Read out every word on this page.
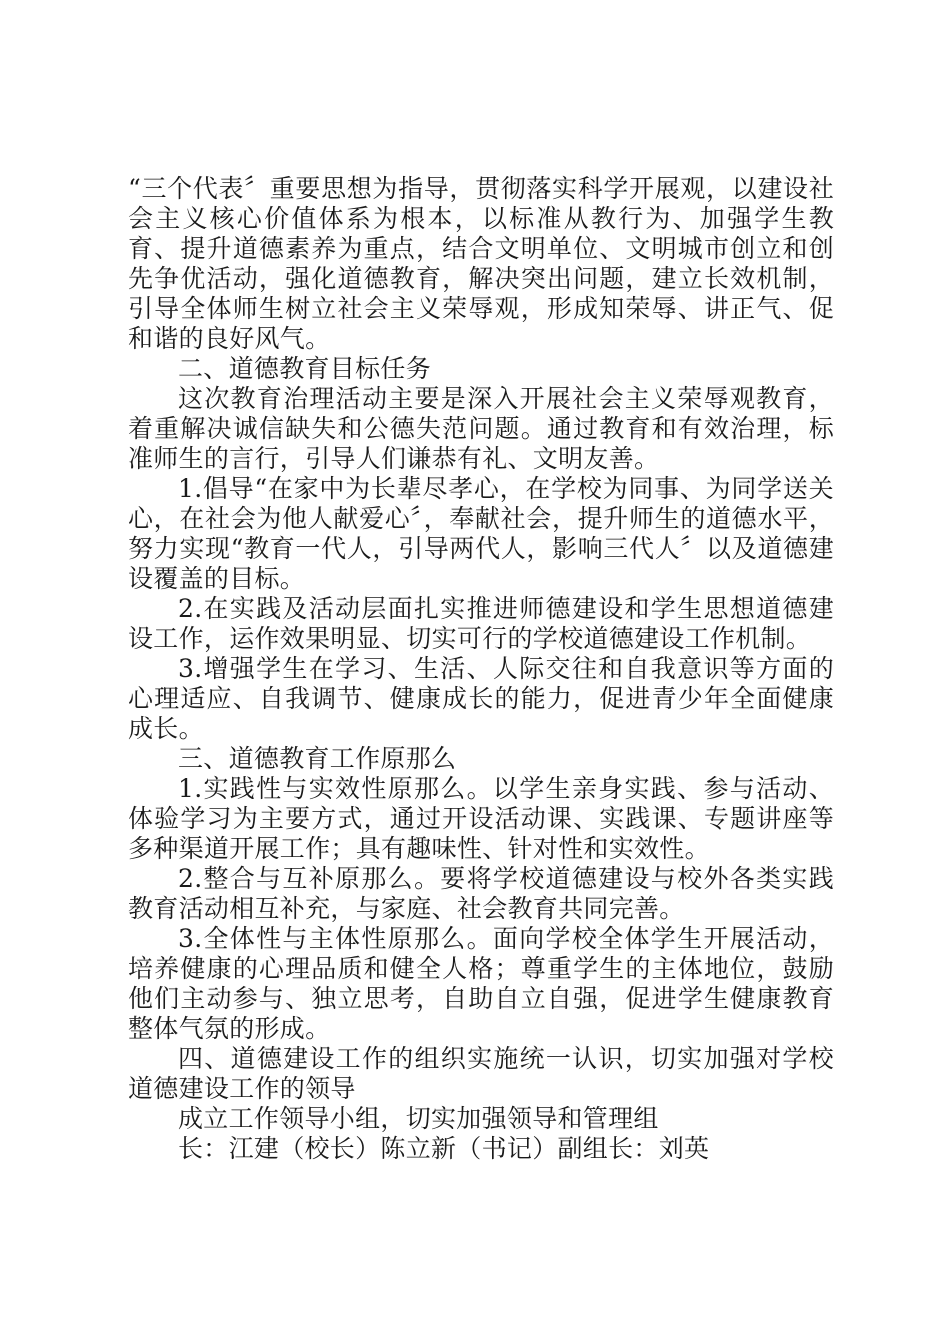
“三个代表〞重要思想为指导，贯彻落实科学开展观，以建设社会主义核心价值体系为根本，以标准从教行为、加强学生教育、提升道德素养为重点，结合文明单位、文明城市创立和创先争优活动，强化道德教育，解决突出问题，建立长效机制，引导全体师生树立社会主义荣辱观，形成知荣辱、讲正气、促和谐的良好风气。

二、道德教育目标任务

这次教育治理活动主要是深入开展社会主义荣辱观教育，着重解决诚信缺失和公德失范问题。通过教育和有效治理，标准师生的言行，引导人们谦恭有礼、文明友善。

1.倡导“在家中为长辈尽孝心，在学校为同事、为同学送关心，在社会为他人献爱心〞，奉献社会，提升师生的道德水平，努力实现“教育一代人，引导两代人，影响三代人〞以及道德建设覆盖的目标。

2.在实践及活动层面扎实推进师德建设和学生思想道德建设工作，运作效果明显、切实可行的学校道德建设工作机制。

3.增强学生在学习、生活、人际交往和自我意识等方面的心理适应、自我调节、健康成长的能力，促进青少年全面健康成长。

三、道德教育工作原那么

1.实践性与实效性原那么。以学生亲身实践、参与活动、体验学习为主要方式，通过开设活动课、实践课、专题讲座等多种渠道开展工作；具有趣味性、针对性和实效性。

2.整合与互补原那么。要将学校道德建设与校外各类实践教育活动相互补充，与家庭、社会教育共同完善。

3.全体性与主体性原那么。面向学校全体学生开展活动，培养健康的心理品质和健全人格；尊重学生的主体地位，鼓励他们主动参与、独立思考，自助自立自强，促进学生健康教育整体气氛的形成。

四、道德建设工作的组织实施统一认识，切实加强对学校道德建设工作的领导

成立工作领导小组，切实加强领导和管理组

长：江建（校长）陈立新（书记）副组长：刘英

####################

Required work: Transcribe every record above exactly, leaving out the pictures.

Completed task:
Read out every word on this page.
“三个代表〞重要思想为指导，贯彻落实科学开展观，以建设社会主义核心价值体系为根本，以标准从教行为、加强学生教育、提升道德素养为重点，结合文明单位、文明城市创立和创先争优活动，强化道德教育，解决突出问题，建立长效机制，引导全体师生树立社会主义荣辱观，形成知荣辱、讲正气、促和谐的良好风气。

二、道德教育目标任务

这次教育治理活动主要是深入开展社会主义荣辱观教育，着重解决诚信缺失和公德失范问题。通过教育和有效治理，标准师生的言行，引导人们谦恭有礼、文明友善。

1.倡导“在家中为长辈尽孝心，在学校为同事、为同学送关心，在社会为他人献爱心〞，奉献社会，提升师生的道德水平，努力实现“教育一代人，引导两代人，影响三代人〞以及道德建设覆盖的目标。

2.在实践及活动层面扎实推进师德建设和学生思想道德建设工作，运作效果明显、切实可行的学校道德建设工作机制。

3.增强学生在学习、生活、人际交往和自我意识等方面的心理适应、自我调节、健康成长的能力，促进青少年全面健康成长。

三、道德教育工作原那么

1.实践性与实效性原那么。以学生亲身实践、参与活动、体验学习为主要方式，通过开设活动课、实践课、专题讲座等多种渠道开展工作；具有趣味性、针对性和实效性。

2.整合与互补原那么。要将学校道德建设与校外各类实践教育活动相互补充，与家庭、社会教育共同完善。

3.全体性与主体性原那么。面向学校全体学生开展活动，培养健康的心理品质和健全人格；尊重学生的主体地位，鼓励他们主动参与、独立思考，自助自立自强，促进学生健康教育整体气氛的形成。

四、道德建设工作的组织实施统一认识，切实加强对学校道德建设工作的领导

成立工作领导小组，切实加强领导和管理组

长：江建（校长）陈立新（书记）副组长：刘英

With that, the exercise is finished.